>> Begin

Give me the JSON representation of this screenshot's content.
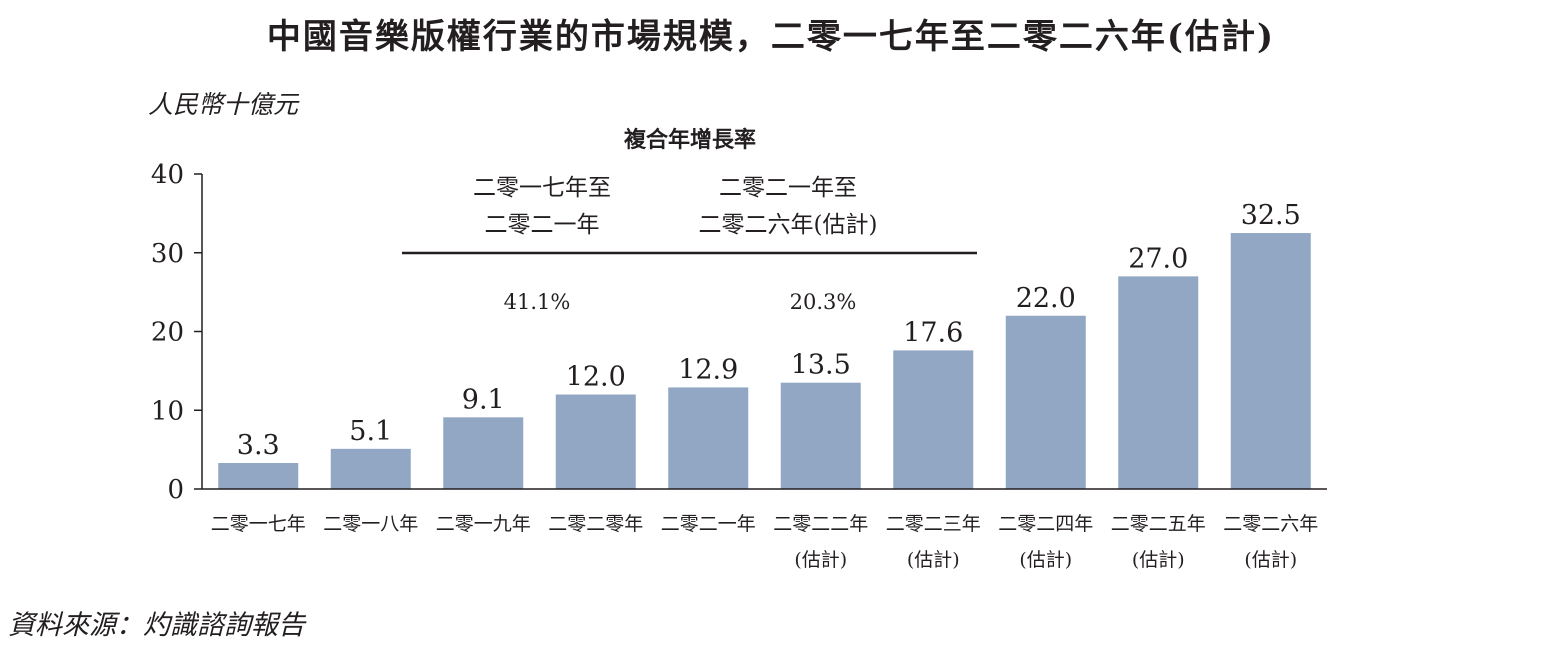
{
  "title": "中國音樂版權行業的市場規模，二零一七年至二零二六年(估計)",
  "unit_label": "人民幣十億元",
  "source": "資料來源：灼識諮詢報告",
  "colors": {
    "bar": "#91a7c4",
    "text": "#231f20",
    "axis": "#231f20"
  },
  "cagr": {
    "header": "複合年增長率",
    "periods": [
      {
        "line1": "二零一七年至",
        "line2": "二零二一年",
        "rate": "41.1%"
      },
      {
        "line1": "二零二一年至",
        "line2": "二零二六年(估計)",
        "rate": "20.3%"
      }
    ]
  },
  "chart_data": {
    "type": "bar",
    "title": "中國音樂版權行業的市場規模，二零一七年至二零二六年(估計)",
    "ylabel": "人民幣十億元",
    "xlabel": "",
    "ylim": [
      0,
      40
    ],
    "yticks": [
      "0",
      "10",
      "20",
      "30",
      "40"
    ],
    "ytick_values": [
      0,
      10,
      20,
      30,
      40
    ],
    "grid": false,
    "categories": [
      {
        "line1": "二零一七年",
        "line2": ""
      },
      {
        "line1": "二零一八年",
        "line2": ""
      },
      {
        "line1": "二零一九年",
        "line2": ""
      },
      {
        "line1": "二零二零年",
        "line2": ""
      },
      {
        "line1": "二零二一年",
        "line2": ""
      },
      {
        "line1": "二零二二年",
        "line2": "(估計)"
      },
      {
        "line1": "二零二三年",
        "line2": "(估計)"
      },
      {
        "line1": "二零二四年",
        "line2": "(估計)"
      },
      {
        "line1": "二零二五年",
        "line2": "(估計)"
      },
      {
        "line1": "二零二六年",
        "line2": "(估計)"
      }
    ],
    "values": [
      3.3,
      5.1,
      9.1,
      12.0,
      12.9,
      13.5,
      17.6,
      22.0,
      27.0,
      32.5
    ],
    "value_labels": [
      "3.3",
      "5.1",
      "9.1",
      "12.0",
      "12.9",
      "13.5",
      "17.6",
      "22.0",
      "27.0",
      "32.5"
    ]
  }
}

>> End

→ **What is required**: Return each line from the material above exactly, but not the pictures.

→ **Result of this exercise**:
Give me the JSON representation of this screenshot's content.
{
  "title": "中國音樂版權行業的市場規模，二零一七年至二零二六年(估計)",
  "unit_label": "人民幣十億元",
  "source": "資料來源：灼識諮詢報告",
  "colors": {
    "bar": "#91a7c4",
    "text": "#231f20",
    "axis": "#231f20"
  },
  "cagr": {
    "header": "複合年增長率",
    "periods": [
      {
        "line1": "二零一七年至",
        "line2": "二零二一年",
        "rate": "41.1%"
      },
      {
        "line1": "二零二一年至",
        "line2": "二零二六年(估計)",
        "rate": "20.3%"
      }
    ]
  },
  "chart_data": {
    "type": "bar",
    "title": "中國音樂版權行業的市場規模，二零一七年至二零二六年(估計)",
    "ylabel": "人民幣十億元",
    "xlabel": "",
    "ylim": [
      0,
      40
    ],
    "yticks": [
      "0",
      "10",
      "20",
      "30",
      "40"
    ],
    "ytick_values": [
      0,
      10,
      20,
      30,
      40
    ],
    "grid": false,
    "categories": [
      {
        "line1": "二零一七年",
        "line2": ""
      },
      {
        "line1": "二零一八年",
        "line2": ""
      },
      {
        "line1": "二零一九年",
        "line2": ""
      },
      {
        "line1": "二零二零年",
        "line2": ""
      },
      {
        "line1": "二零二一年",
        "line2": ""
      },
      {
        "line1": "二零二二年",
        "line2": "(估計)"
      },
      {
        "line1": "二零二三年",
        "line2": "(估計)"
      },
      {
        "line1": "二零二四年",
        "line2": "(估計)"
      },
      {
        "line1": "二零二五年",
        "line2": "(估計)"
      },
      {
        "line1": "二零二六年",
        "line2": "(估計)"
      }
    ],
    "values": [
      3.3,
      5.1,
      9.1,
      12.0,
      12.9,
      13.5,
      17.6,
      22.0,
      27.0,
      32.5
    ],
    "value_labels": [
      "3.3",
      "5.1",
      "9.1",
      "12.0",
      "12.9",
      "13.5",
      "17.6",
      "22.0",
      "27.0",
      "32.5"
    ]
  }
}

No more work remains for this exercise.